Written problem
Reproduce the records below in their entirety, character for character.

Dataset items
* * *
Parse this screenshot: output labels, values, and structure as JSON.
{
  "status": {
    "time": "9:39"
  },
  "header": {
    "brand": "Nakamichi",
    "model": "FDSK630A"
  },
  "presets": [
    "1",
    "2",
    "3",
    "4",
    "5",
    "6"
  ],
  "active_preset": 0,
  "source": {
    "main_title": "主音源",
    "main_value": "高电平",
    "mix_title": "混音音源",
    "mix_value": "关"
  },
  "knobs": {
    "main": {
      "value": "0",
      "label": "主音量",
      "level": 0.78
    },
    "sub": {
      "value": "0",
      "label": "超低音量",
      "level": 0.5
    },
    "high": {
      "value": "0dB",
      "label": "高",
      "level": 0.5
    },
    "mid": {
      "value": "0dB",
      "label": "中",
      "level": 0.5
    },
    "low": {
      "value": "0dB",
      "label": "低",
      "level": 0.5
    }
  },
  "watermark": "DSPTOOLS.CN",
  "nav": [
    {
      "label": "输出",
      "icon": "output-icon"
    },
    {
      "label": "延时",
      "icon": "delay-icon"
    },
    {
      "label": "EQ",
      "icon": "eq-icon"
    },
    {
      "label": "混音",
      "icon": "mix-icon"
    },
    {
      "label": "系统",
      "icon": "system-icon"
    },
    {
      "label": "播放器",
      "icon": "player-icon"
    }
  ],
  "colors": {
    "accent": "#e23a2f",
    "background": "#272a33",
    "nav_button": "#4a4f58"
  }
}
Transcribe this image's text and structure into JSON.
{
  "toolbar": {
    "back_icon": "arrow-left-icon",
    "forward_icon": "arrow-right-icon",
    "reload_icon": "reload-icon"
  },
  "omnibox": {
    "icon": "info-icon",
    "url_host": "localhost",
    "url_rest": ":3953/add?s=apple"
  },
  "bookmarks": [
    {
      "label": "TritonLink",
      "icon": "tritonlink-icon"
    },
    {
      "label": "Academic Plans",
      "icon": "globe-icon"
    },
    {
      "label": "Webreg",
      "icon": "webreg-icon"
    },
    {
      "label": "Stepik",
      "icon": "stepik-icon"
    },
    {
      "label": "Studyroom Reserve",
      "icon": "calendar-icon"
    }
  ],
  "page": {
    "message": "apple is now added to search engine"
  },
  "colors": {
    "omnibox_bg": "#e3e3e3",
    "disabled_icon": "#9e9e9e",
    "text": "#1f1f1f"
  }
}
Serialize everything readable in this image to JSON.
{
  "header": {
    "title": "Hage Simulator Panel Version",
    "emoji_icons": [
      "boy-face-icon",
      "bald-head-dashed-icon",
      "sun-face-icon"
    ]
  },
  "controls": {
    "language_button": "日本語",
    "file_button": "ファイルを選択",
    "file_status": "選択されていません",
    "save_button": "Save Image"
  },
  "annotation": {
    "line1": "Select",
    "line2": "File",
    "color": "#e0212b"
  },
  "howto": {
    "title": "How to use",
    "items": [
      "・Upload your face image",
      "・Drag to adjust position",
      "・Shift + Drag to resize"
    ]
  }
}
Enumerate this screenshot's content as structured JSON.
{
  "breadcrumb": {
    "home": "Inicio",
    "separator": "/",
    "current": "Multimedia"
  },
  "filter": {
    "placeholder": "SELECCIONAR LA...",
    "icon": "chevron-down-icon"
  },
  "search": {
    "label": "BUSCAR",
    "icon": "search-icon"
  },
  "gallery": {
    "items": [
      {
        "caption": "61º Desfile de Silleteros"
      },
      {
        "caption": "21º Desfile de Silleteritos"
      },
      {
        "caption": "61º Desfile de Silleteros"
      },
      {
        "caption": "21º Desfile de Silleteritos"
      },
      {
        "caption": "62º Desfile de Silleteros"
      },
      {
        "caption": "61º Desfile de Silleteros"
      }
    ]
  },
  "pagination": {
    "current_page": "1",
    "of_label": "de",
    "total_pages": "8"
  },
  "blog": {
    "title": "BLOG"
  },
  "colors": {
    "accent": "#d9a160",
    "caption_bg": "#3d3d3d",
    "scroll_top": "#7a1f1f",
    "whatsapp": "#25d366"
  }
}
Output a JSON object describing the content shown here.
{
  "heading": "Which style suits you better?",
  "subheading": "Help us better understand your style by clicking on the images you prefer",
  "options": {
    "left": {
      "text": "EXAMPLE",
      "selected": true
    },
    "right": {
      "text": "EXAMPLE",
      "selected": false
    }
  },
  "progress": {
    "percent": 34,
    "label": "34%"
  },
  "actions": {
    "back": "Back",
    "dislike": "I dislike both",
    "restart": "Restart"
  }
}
* * *
Correct output
Parse this screenshot: output labels, values, and structure as JSON.
{
  "status": {
    "time": "9:39"
  },
  "header": {
    "brand": "Nakamichi",
    "model": "FDSK630A"
  },
  "presets": [
    "1",
    "2",
    "3",
    "4",
    "5",
    "6"
  ],
  "active_preset": 0,
  "source": {
    "main_title": "主音源",
    "main_value": "高电平",
    "mix_title": "混音音源",
    "mix_value": "关"
  },
  "knobs": {
    "main": {
      "value": "0",
      "label": "主音量",
      "level": 0.78
    },
    "sub": {
      "value": "0",
      "label": "超低音量",
      "level": 0.5
    },
    "high": {
      "value": "0dB",
      "label": "高",
      "level": 0.5
    },
    "mid": {
      "value": "0dB",
      "label": "中",
      "level": 0.5
    },
    "low": {
      "value": "0dB",
      "label": "低",
      "level": 0.5
    }
  },
  "watermark": "DSPTOOLS.CN",
  "nav": [
    {
      "label": "输出",
      "icon": "output-icon"
    },
    {
      "label": "延时",
      "icon": "delay-icon"
    },
    {
      "label": "EQ",
      "icon": "eq-icon"
    },
    {
      "label": "混音",
      "icon": "mix-icon"
    },
    {
      "label": "系统",
      "icon": "system-icon"
    },
    {
      "label": "播放器",
      "icon": "player-icon"
    }
  ],
  "colors": {
    "accent": "#e23a2f",
    "background": "#272a33",
    "nav_button": "#4a4f58"
  }
}
Transcribe this image's text and structure into JSON.
{
  "toolbar": {
    "back_icon": "arrow-left-icon",
    "forward_icon": "arrow-right-icon",
    "reload_icon": "reload-icon"
  },
  "omnibox": {
    "icon": "info-icon",
    "url_host": "localhost",
    "url_rest": ":3953/add?s=apple"
  },
  "bookmarks": [
    {
      "label": "TritonLink",
      "icon": "tritonlink-icon"
    },
    {
      "label": "Academic Plans",
      "icon": "globe-icon"
    },
    {
      "label": "Webreg",
      "icon": "webreg-icon"
    },
    {
      "label": "Stepik",
      "icon": "stepik-icon"
    },
    {
      "label": "Studyroom Reserve",
      "icon": "calendar-icon"
    }
  ],
  "page": {
    "message": "apple is now added to search engine"
  },
  "colors": {
    "omnibox_bg": "#e3e3e3",
    "disabled_icon": "#9e9e9e",
    "text": "#1f1f1f"
  }
}
Serialize everything readable in this image to JSON.
{
  "header": {
    "title": "Hage Simulator Panel Version",
    "emoji_icons": [
      "boy-face-icon",
      "bald-head-dashed-icon",
      "sun-face-icon"
    ]
  },
  "controls": {
    "language_button": "日本語",
    "file_button": "ファイルを選択",
    "file_status": "選択されていません",
    "save_button": "Save Image"
  },
  "annotation": {
    "line1": "Select",
    "line2": "File",
    "color": "#e0212b"
  },
  "howto": {
    "title": "How to use",
    "items": [
      "・Upload your face image",
      "・Drag to adjust position",
      "・Shift + Drag to resize"
    ]
  }
}
Enumerate this screenshot's content as structured JSON.
{
  "breadcrumb": {
    "home": "Inicio",
    "separator": "/",
    "current": "Multimedia"
  },
  "filter": {
    "placeholder": "SELECCIONAR LA...",
    "icon": "chevron-down-icon"
  },
  "search": {
    "label": "BUSCAR",
    "icon": "search-icon"
  },
  "gallery": {
    "items": [
      {
        "caption": "61º Desfile de Silleteros"
      },
      {
        "caption": "21º Desfile de Silleteritos"
      },
      {
        "caption": "61º Desfile de Silleteros"
      },
      {
        "caption": "21º Desfile de Silleteritos"
      },
      {
        "caption": "62º Desfile de Silleteros"
      },
      {
        "caption": "61º Desfile de Silleteros"
      }
    ]
  },
  "pagination": {
    "current_page": "1",
    "of_label": "de",
    "total_pages": "8"
  },
  "blog": {
    "title": "BLOG"
  },
  "colors": {
    "accent": "#d9a160",
    "caption_bg": "#3d3d3d",
    "scroll_top": "#7a1f1f",
    "whatsapp": "#25d366"
  }
}
Output a JSON object describing the content shown here.
{
  "heading": "Which style suits you better?",
  "subheading": "Help us better understand your style by clicking on the images you prefer",
  "options": {
    "left": {
      "text": "EXAMPLE",
      "selected": true
    },
    "right": {
      "text": "EXAMPLE",
      "selected": false
    }
  },
  "progress": {
    "percent": 34,
    "label": "34%"
  },
  "actions": {
    "back": "Back",
    "dislike": "I dislike both",
    "restart": "Restart"
  }
}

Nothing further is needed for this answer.